→ Goal: Only a number is wanted: the count of lines in this listing that contain "xlabel".

— START —

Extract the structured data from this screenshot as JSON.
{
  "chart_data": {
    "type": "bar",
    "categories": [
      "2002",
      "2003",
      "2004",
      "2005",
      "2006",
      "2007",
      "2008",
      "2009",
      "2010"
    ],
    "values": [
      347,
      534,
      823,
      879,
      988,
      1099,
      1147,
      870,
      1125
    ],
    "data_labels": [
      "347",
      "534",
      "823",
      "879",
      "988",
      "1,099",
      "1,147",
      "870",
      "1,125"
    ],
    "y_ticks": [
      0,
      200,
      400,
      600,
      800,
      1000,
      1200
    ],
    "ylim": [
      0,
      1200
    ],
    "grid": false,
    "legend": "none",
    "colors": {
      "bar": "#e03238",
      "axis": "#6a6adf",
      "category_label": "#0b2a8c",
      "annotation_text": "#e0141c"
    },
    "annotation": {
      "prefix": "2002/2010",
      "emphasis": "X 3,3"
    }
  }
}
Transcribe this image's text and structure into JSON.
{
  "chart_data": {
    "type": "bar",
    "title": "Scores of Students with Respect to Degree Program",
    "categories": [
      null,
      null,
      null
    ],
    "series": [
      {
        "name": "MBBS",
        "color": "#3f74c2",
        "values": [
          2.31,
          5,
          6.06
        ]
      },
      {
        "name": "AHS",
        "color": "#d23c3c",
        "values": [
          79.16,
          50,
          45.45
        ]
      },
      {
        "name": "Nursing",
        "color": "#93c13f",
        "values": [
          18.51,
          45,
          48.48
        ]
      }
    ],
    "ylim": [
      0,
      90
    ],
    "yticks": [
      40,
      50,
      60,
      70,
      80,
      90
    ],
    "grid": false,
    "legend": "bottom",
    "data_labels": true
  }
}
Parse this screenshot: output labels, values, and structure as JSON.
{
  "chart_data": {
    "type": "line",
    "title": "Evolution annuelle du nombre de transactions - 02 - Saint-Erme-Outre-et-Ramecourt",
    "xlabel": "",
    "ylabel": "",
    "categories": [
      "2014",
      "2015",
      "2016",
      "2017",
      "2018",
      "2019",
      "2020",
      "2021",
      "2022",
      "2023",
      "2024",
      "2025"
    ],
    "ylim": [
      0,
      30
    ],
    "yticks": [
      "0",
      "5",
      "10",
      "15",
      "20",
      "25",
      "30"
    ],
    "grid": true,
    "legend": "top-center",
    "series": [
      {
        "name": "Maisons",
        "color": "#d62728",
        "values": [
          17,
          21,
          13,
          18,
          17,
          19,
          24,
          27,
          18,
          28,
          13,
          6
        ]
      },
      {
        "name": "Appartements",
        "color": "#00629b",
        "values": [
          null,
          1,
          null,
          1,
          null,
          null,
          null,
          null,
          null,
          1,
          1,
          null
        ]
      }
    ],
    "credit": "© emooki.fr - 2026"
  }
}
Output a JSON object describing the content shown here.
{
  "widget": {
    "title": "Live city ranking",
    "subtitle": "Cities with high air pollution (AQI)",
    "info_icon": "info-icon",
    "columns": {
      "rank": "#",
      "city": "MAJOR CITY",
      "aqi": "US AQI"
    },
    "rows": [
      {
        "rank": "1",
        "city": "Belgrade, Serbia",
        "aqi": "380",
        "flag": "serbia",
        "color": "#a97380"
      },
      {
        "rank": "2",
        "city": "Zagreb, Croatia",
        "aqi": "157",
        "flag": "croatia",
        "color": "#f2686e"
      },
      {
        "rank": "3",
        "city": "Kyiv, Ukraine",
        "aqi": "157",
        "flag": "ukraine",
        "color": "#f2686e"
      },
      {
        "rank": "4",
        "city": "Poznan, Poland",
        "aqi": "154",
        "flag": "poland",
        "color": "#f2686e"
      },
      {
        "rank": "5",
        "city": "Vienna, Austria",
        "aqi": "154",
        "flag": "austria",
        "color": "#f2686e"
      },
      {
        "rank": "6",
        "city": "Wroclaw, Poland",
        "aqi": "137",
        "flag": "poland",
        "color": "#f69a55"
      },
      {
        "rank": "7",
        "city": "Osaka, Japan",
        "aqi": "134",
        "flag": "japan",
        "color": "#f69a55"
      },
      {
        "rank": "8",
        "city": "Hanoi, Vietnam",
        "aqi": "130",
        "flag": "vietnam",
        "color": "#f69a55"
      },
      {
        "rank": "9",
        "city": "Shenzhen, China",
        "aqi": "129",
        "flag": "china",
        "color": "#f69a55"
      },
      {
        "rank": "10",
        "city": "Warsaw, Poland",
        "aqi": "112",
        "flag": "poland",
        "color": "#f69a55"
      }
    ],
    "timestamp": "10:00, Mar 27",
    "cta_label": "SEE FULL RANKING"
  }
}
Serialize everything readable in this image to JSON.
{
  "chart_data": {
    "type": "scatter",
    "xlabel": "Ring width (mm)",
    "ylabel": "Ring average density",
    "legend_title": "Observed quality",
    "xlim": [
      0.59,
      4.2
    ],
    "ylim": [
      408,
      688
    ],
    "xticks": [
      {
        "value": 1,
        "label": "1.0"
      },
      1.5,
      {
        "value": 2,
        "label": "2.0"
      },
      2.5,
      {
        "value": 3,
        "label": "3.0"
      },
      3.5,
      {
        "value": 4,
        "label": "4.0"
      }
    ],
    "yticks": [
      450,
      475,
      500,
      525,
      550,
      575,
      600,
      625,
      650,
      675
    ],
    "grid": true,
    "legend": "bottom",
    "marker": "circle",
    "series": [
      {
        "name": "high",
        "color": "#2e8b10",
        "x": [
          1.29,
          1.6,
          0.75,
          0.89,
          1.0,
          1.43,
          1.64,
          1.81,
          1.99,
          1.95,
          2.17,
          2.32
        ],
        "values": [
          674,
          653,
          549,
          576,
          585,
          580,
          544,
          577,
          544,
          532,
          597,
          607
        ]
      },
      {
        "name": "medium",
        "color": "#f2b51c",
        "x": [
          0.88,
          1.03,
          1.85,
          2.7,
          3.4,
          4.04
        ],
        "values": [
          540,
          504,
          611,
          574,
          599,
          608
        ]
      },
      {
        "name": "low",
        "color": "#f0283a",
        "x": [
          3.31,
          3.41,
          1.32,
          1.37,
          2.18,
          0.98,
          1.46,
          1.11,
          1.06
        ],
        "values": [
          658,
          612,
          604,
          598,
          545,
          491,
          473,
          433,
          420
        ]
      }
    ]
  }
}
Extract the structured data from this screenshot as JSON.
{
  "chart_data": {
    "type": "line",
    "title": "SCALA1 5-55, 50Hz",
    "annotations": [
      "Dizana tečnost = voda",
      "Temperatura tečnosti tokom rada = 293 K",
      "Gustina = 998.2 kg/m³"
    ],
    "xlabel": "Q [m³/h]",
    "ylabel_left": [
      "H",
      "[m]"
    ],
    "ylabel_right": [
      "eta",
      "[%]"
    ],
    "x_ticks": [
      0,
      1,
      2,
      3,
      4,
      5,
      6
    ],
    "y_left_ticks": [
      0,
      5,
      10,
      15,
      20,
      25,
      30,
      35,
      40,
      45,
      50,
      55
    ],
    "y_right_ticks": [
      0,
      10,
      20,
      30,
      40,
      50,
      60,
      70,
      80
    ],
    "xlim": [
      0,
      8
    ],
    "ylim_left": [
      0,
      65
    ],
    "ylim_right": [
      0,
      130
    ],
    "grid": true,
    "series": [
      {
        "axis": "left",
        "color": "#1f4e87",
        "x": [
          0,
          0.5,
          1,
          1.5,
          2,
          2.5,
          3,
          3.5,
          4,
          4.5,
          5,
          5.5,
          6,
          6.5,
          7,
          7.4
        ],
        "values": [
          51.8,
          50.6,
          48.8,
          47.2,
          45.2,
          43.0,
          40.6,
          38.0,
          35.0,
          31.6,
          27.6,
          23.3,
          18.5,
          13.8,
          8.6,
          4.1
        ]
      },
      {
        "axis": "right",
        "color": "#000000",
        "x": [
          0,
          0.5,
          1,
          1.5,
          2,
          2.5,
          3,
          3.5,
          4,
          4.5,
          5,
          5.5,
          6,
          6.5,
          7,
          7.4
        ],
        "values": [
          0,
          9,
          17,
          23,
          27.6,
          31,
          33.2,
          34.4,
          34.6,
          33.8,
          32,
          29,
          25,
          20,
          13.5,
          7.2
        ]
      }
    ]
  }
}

— END —

→ Solution for this task: 3